Data items:
* BEGIN *

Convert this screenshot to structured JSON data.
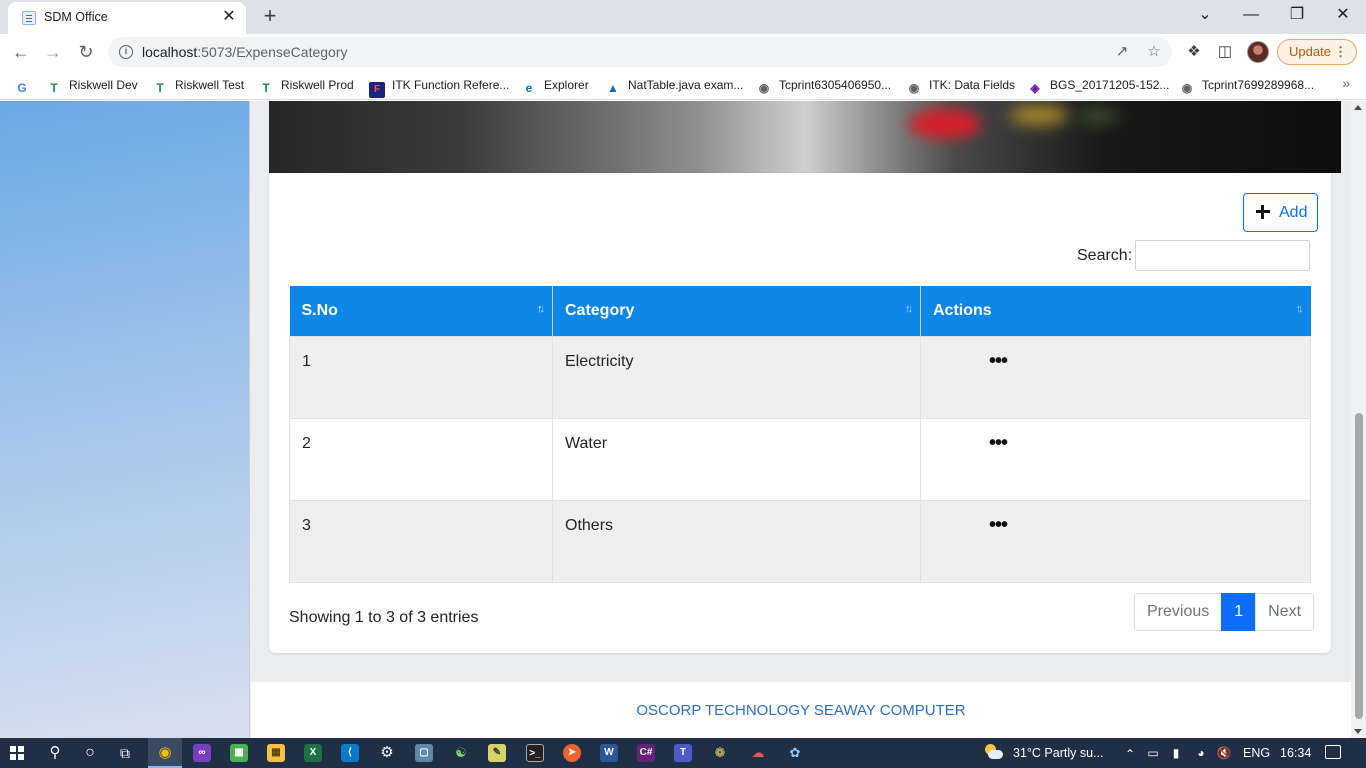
{
  "browser": {
    "tab_title": "SDM Office",
    "tab_close": "✕",
    "new_tab": "+",
    "window_controls": {
      "dropdown": "⌄",
      "minimize": "—",
      "restore": "❐",
      "close": "✕"
    },
    "url_host": "localhost",
    "url_path": ":5073/ExpenseCategory",
    "update_label": "Update",
    "update_dots": "⋮",
    "icons": {
      "back": "back-arrow-icon",
      "forward": "forward-arrow-icon",
      "reload": "reload-icon",
      "info": "info-icon",
      "share": "share-icon",
      "star": "star-icon",
      "extensions": "puzzle-icon",
      "side_panel": "side-panel-icon"
    }
  },
  "bookmarks": [
    {
      "label": "",
      "icon": "G"
    },
    {
      "label": "Riskwell Dev",
      "icon": "T"
    },
    {
      "label": "Riskwell Test",
      "icon": "T"
    },
    {
      "label": "Riskwell Prod",
      "icon": "T"
    },
    {
      "label": "ITK Function Refere...",
      "icon": "F"
    },
    {
      "label": "Explorer",
      "icon": "e"
    },
    {
      "label": "NatTable.java exam...",
      "icon": "▲"
    },
    {
      "label": "Tcprint6305406950...",
      "icon": "◉"
    },
    {
      "label": "ITK: Data Fields",
      "icon": "◉"
    },
    {
      "label": "BGS_20171205-152...",
      "icon": "◈"
    },
    {
      "label": "Tcprint7699289968...",
      "icon": "◉"
    }
  ],
  "bookmarks_more": "»",
  "content": {
    "add_label": "Add",
    "search_label": "Search:",
    "search_value": "",
    "table": {
      "headers": [
        "S.No",
        "Category",
        "Actions"
      ],
      "rows": [
        {
          "sno": "1",
          "category": "Electricity",
          "actions": "•••"
        },
        {
          "sno": "2",
          "category": "Water",
          "actions": "•••"
        },
        {
          "sno": "3",
          "category": "Others",
          "actions": "•••"
        }
      ]
    },
    "showing_text": "Showing 1 to 3 of 3 entries",
    "pagination": {
      "previous": "Previous",
      "current": "1",
      "next": "Next"
    }
  },
  "footer": {
    "text": "OSCORP TECHNOLOGY  SEAWAY COMPUTER"
  },
  "taskbar": {
    "weather": "31°C  Partly su...",
    "language": "ENG",
    "time": "16:34"
  },
  "colors": {
    "primary": "#0d6efd",
    "table_header": "#0d86e8",
    "footer_link": "#2d6fc1",
    "taskbar": "#1f2f45"
  }
}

* END *

_Exercise directions_. Transcribe all the data word for word; the images stay out.

_Task response_.
Convert this screenshot to structured JSON data.
{
  "browser": {
    "tab_title": "SDM Office",
    "tab_close": "✕",
    "new_tab": "+",
    "window_controls": {
      "dropdown": "⌄",
      "minimize": "—",
      "restore": "❐",
      "close": "✕"
    },
    "url_host": "localhost",
    "url_path": ":5073/ExpenseCategory",
    "update_label": "Update",
    "update_dots": "⋮",
    "icons": {
      "back": "back-arrow-icon",
      "forward": "forward-arrow-icon",
      "reload": "reload-icon",
      "info": "info-icon",
      "share": "share-icon",
      "star": "star-icon",
      "extensions": "puzzle-icon",
      "side_panel": "side-panel-icon"
    }
  },
  "bookmarks": [
    {
      "label": "",
      "icon": "G"
    },
    {
      "label": "Riskwell Dev",
      "icon": "T"
    },
    {
      "label": "Riskwell Test",
      "icon": "T"
    },
    {
      "label": "Riskwell Prod",
      "icon": "T"
    },
    {
      "label": "ITK Function Refere...",
      "icon": "F"
    },
    {
      "label": "Explorer",
      "icon": "e"
    },
    {
      "label": "NatTable.java exam...",
      "icon": "▲"
    },
    {
      "label": "Tcprint6305406950...",
      "icon": "◉"
    },
    {
      "label": "ITK: Data Fields",
      "icon": "◉"
    },
    {
      "label": "BGS_20171205-152...",
      "icon": "◈"
    },
    {
      "label": "Tcprint7699289968...",
      "icon": "◉"
    }
  ],
  "bookmarks_more": "»",
  "content": {
    "add_label": "Add",
    "search_label": "Search:",
    "search_value": "",
    "table": {
      "headers": [
        "S.No",
        "Category",
        "Actions"
      ],
      "rows": [
        {
          "sno": "1",
          "category": "Electricity",
          "actions": "•••"
        },
        {
          "sno": "2",
          "category": "Water",
          "actions": "•••"
        },
        {
          "sno": "3",
          "category": "Others",
          "actions": "•••"
        }
      ]
    },
    "showing_text": "Showing 1 to 3 of 3 entries",
    "pagination": {
      "previous": "Previous",
      "current": "1",
      "next": "Next"
    }
  },
  "footer": {
    "text": "OSCORP TECHNOLOGY  SEAWAY COMPUTER"
  },
  "taskbar": {
    "weather": "31°C  Partly su...",
    "language": "ENG",
    "time": "16:34"
  },
  "colors": {
    "primary": "#0d6efd",
    "table_header": "#0d86e8",
    "footer_link": "#2d6fc1",
    "taskbar": "#1f2f45"
  }
}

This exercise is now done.